> **DIRECTIONS**
In the listing below, locate the line containing "Read all visible content and emit it as JSON." and copy it and every line after it through the end, exactly as written, leaving out any pictures.

START EXTRACTED MATERIAL

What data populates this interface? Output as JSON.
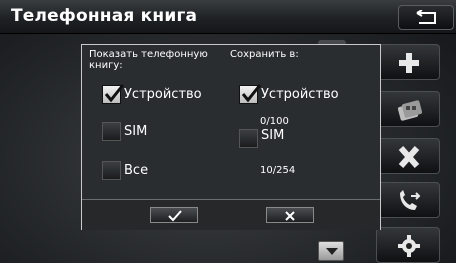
{
  "header": {
    "title": "Телефонная книга",
    "back_icon": "return-arrow-icon"
  },
  "toolbar": {
    "buttons": [
      {
        "icon": "add-plus-icon"
      },
      {
        "icon": "transfer-contacts-icon"
      },
      {
        "icon": "delete-x-icon"
      },
      {
        "icon": "phone-transfer-icon"
      },
      {
        "icon": "settings-gear-icon"
      }
    ]
  },
  "dialog": {
    "show_label": "Показать телефонную книгу:",
    "save_label": "Сохранить в:",
    "show_options": [
      {
        "label": "Устройство",
        "checked": true
      },
      {
        "label": "SIM",
        "checked": false
      },
      {
        "label": "Все",
        "checked": false
      }
    ],
    "save_options": [
      {
        "label": "Устройство",
        "checked": true
      },
      {
        "label": "SIM",
        "checked": false
      }
    ],
    "sim_count": "0/100",
    "all_count": "10/254",
    "ok_icon": "checkmark-icon",
    "cancel_icon": "close-icon"
  },
  "colors": {
    "dialog_bg": "#2a2d30",
    "dialog_border": "#c9c9c9",
    "checkbox_fill": "#e6e6e6"
  }
}
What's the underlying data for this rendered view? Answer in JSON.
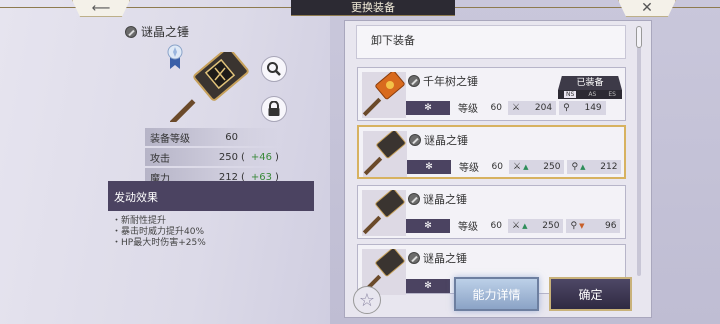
{
  "header": {
    "title": "更换装备",
    "back_icon": "arrow-left-icon",
    "close_icon": "close-icon"
  },
  "detail": {
    "name": "谜晶之锤",
    "stats": [
      {
        "label": "装备等级",
        "value": "60",
        "bonus": ""
      },
      {
        "label": "攻击",
        "value": "250",
        "bonus": "+46"
      },
      {
        "label": "魔力",
        "value": "212",
        "bonus": "+63"
      }
    ],
    "paren_open": "(",
    "paren_close": ")",
    "effect_title": "发动效果",
    "effects": [
      "・新耐性提升",
      "・暴击时威力提升40%",
      "・HP最大时伤害+25%"
    ]
  },
  "list": {
    "unequip_label": "卸下装备",
    "level_label": "等级",
    "star_glyph": "✻",
    "cards": [
      {
        "name": "千年树之锤",
        "level": "60",
        "atk": "204",
        "atk_trend": "",
        "mag": "149",
        "mag_trend": "",
        "equipped": true
      },
      {
        "name": "谜晶之锤",
        "level": "60",
        "atk": "250",
        "atk_trend": "▲",
        "mag": "212",
        "mag_trend": "▲",
        "selected": true
      },
      {
        "name": "谜晶之锤",
        "level": "60",
        "atk": "250",
        "atk_trend": "▲",
        "mag": "96",
        "mag_trend": "▼"
      },
      {
        "name": "谜晶之锤",
        "level": "",
        "atk": "",
        "atk_trend": "",
        "mag": "",
        "mag_trend": ""
      }
    ],
    "equipped_badge": "已装备",
    "equipped_tags": [
      "NS",
      "AS",
      "ES"
    ]
  },
  "buttons": {
    "detail": "能力详情",
    "confirm": "确定"
  },
  "colors": {
    "accent_gold": "#d7b260",
    "panel_dark": "#4b4361",
    "up": "#2e8e5a",
    "down": "#c8602a"
  }
}
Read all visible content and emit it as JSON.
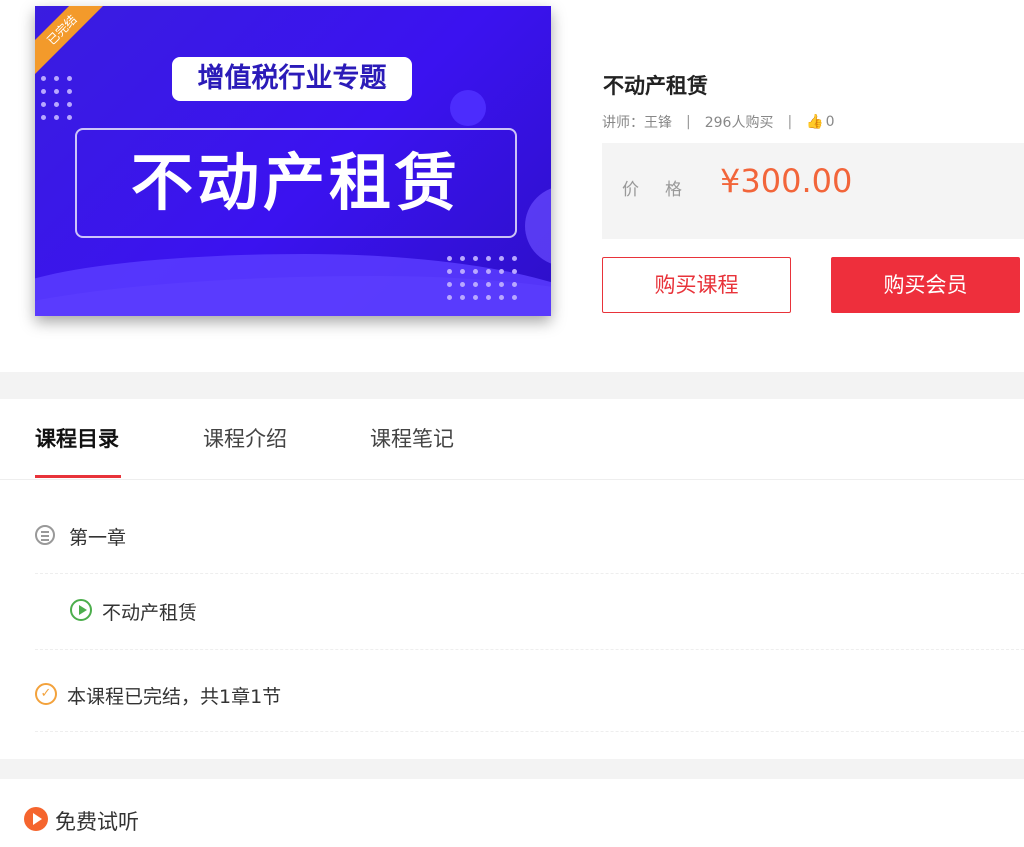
{
  "cover": {
    "corner_badge": "已完结",
    "subtitle": "增值税行业专题",
    "title": "不动产租赁"
  },
  "course": {
    "title": "不动产租赁",
    "teacher": "讲师：王锋",
    "purchases": "296人购买",
    "likes": "0",
    "price_label": "价格",
    "price": "¥300.00"
  },
  "buttons": {
    "buy_course": "购买课程",
    "buy_member": "购买会员"
  },
  "tabs": [
    {
      "label": "课程目录"
    },
    {
      "label": "课程介绍"
    },
    {
      "label": "课程笔记"
    }
  ],
  "catalog": {
    "chapter": "第一章",
    "lesson": "不动产租赁",
    "status": "本课程已完结，共1章1节"
  },
  "free_trial": {
    "label": "免费试听"
  },
  "colors": {
    "accent": "#e8333a",
    "price": "#f2653a",
    "cover_bg": "#3b12f0"
  }
}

END EXTRACTED MATERIAL

> **RESULT OF THE TASK**
Read all visible content and emit it as JSON.
{
  "cover": {
    "corner_badge": "已完结",
    "subtitle": "增值税行业专题",
    "title": "不动产租赁"
  },
  "course": {
    "title": "不动产租赁",
    "teacher": "讲师：王锋",
    "purchases": "296人购买",
    "likes": "0",
    "price_label": "价格",
    "price": "¥300.00"
  },
  "buttons": {
    "buy_course": "购买课程",
    "buy_member": "购买会员"
  },
  "tabs": [
    {
      "label": "课程目录"
    },
    {
      "label": "课程介绍"
    },
    {
      "label": "课程笔记"
    }
  ],
  "catalog": {
    "chapter": "第一章",
    "lesson": "不动产租赁",
    "status": "本课程已完结，共1章1节"
  },
  "free_trial": {
    "label": "免费试听"
  },
  "colors": {
    "accent": "#e8333a",
    "price": "#f2653a",
    "cover_bg": "#3b12f0"
  }
}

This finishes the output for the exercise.